## SUPPLIED DATA
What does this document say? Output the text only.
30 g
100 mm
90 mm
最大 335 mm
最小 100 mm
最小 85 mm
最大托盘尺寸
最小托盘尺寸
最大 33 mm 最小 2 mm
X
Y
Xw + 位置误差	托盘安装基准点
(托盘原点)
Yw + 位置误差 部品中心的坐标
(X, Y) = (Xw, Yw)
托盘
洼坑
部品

## TASK BRIEF
Faithfully reproduce all of the records, character for character.

## RESULT
What does this document say? Output the text only.
30 g
100 mm
90 mm
最大 335 mm
最小 100 mm
最小 85 mm
最大托盘尺寸
最小托盘尺寸
最大 33 mm 最小 2 mm
X
Y
Xw + 位置误差	托盘安装基准点
(托盘原点)
Yw + 位置误差 部品中心的坐标
(X, Y) = (Xw, Yw)
托盘
洼坑
部品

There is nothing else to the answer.